- Instructions to follow:
Across the whole listing, return each line exactly, with no images included.

- Data extract:

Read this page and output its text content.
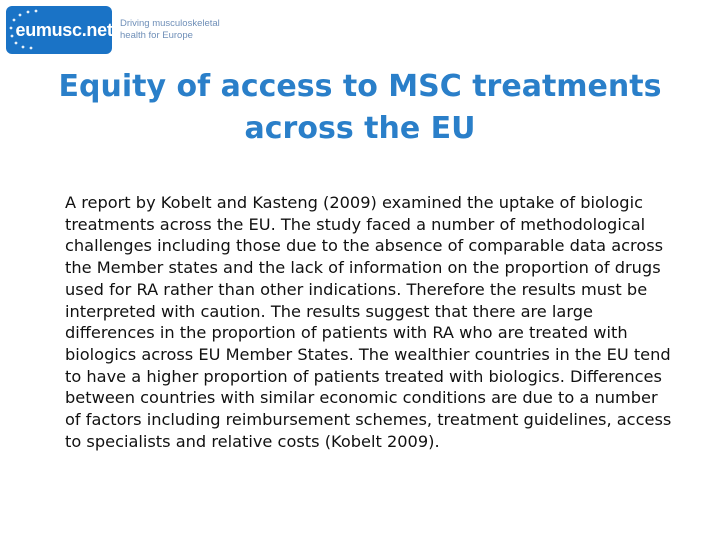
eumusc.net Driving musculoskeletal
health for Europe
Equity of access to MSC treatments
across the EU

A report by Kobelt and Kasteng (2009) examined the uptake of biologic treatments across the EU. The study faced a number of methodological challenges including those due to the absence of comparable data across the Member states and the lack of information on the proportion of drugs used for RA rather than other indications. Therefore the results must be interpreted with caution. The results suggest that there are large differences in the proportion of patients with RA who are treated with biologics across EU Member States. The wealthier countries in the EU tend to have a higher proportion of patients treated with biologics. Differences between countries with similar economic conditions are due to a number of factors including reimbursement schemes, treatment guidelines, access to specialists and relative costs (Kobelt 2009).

- Exercise output:
Read this page and output its text content.
eumusc.net Driving musculoskeletal
health for Europe
Equity of access to MSC treatments
across the EU

A report by Kobelt and Kasteng (2009) examined the uptake of biologic treatments across the EU. The study faced a number of methodological challenges including those due to the absence of comparable data across the Member states and the lack of information on the proportion of drugs used for RA rather than other indications. Therefore the results must be interpreted with caution. The results suggest that there are large differences in the proportion of patients with RA who are treated with biologics across EU Member States. The wealthier countries in the EU tend to have a higher proportion of patients treated with biologics. Differences between countries with similar economic conditions are due to a number of factors including reimbursement schemes, treatment guidelines, access to specialists and relative costs (Kobelt 2009).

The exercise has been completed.